◆ **Problem description**
Filter these entries so that only lines with the word "What" remain.

◆ **Provided entries**
-- -- --
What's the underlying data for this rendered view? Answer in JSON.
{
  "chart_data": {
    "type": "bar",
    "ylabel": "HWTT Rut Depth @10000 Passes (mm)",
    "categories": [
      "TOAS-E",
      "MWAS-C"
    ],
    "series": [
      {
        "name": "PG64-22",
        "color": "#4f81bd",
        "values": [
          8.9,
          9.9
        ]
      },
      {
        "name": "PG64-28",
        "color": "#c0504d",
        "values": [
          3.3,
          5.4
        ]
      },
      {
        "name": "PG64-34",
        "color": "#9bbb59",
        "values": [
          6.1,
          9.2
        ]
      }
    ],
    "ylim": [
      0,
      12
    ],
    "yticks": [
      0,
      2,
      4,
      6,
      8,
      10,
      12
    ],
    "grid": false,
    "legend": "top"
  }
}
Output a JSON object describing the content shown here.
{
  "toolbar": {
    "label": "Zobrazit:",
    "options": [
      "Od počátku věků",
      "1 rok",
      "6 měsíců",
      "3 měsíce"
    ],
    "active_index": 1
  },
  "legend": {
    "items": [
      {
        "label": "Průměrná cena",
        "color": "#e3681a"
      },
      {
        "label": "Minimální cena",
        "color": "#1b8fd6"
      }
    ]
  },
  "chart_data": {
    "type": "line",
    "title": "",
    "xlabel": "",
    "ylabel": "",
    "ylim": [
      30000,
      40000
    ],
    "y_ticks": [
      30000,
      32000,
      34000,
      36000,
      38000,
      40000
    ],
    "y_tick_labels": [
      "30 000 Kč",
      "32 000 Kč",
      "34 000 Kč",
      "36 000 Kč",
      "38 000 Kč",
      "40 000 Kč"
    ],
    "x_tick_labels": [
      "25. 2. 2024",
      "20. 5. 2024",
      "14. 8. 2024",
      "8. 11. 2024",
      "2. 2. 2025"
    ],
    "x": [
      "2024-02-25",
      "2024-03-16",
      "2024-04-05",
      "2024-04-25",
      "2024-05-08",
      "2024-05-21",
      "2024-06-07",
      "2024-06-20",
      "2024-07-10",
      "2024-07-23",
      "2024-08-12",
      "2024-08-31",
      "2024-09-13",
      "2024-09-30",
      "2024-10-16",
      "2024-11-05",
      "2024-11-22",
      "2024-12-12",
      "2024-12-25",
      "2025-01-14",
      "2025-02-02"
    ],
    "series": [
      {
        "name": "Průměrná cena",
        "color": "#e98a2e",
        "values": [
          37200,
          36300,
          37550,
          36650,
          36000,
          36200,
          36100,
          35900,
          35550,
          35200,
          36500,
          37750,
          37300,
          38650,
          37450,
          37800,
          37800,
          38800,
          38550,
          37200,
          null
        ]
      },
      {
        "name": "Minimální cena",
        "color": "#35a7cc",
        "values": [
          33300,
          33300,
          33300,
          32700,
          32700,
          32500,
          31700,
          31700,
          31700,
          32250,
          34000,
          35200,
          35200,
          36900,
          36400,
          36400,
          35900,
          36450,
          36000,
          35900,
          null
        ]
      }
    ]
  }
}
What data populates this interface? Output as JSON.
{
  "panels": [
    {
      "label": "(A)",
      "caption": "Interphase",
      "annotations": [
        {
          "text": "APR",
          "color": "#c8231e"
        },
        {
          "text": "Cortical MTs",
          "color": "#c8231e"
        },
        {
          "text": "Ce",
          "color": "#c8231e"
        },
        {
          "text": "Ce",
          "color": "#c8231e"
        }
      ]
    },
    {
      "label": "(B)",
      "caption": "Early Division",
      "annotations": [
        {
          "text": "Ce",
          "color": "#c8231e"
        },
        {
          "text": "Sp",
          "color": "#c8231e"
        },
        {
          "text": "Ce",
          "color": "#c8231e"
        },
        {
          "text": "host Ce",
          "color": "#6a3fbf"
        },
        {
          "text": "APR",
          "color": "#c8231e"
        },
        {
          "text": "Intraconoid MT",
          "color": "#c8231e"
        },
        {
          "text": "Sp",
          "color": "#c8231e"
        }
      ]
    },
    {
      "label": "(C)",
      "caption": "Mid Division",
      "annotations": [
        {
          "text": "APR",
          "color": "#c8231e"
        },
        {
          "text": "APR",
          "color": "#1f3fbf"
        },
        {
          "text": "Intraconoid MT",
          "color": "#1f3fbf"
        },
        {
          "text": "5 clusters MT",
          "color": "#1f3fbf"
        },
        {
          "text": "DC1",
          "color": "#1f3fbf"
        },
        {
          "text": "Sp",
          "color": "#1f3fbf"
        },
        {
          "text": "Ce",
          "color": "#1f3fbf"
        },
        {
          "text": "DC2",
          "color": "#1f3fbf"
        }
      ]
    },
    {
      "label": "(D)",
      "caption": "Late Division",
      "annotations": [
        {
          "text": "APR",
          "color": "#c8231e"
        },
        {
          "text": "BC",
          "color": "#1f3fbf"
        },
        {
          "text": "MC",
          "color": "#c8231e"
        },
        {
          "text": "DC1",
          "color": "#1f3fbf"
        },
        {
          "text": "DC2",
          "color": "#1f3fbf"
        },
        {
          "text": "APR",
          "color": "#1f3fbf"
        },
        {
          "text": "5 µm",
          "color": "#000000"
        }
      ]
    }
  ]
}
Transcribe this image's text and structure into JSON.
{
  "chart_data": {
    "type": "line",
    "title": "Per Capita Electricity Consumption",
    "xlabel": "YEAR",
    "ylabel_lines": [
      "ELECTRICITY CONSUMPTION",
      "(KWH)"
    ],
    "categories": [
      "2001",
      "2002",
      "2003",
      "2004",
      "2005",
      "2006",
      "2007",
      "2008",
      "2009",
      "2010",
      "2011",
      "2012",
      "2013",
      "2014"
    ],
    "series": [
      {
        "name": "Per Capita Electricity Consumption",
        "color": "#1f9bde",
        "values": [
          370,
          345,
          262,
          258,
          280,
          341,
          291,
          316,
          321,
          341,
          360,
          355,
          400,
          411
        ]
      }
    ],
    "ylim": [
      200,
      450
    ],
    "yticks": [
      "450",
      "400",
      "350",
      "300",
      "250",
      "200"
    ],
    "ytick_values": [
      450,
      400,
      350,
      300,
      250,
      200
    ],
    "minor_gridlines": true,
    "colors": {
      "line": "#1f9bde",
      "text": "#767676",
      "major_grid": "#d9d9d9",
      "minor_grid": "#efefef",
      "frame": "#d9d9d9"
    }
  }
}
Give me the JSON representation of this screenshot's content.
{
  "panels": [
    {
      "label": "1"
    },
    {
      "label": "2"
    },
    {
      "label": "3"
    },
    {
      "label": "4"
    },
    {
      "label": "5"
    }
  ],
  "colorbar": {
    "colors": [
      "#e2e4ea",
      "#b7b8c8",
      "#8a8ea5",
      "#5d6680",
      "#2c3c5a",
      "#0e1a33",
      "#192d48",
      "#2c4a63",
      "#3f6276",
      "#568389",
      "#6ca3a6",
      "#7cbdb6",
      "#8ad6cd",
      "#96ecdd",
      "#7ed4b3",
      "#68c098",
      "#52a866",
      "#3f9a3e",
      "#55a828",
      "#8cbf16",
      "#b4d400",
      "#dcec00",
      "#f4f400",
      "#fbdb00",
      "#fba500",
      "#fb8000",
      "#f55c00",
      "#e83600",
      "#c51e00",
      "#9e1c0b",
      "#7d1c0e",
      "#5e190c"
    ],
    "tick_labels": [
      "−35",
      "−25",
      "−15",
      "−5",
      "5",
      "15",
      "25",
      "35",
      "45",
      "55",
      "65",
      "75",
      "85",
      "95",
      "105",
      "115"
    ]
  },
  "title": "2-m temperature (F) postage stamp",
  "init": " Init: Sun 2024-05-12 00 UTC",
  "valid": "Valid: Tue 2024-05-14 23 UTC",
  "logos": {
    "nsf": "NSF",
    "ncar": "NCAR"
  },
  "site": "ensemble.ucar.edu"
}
-- -- --
◆ **Worked solution**
What's the underlying data for this rendered view? Answer in JSON.
What data populates this interface? Output as JSON.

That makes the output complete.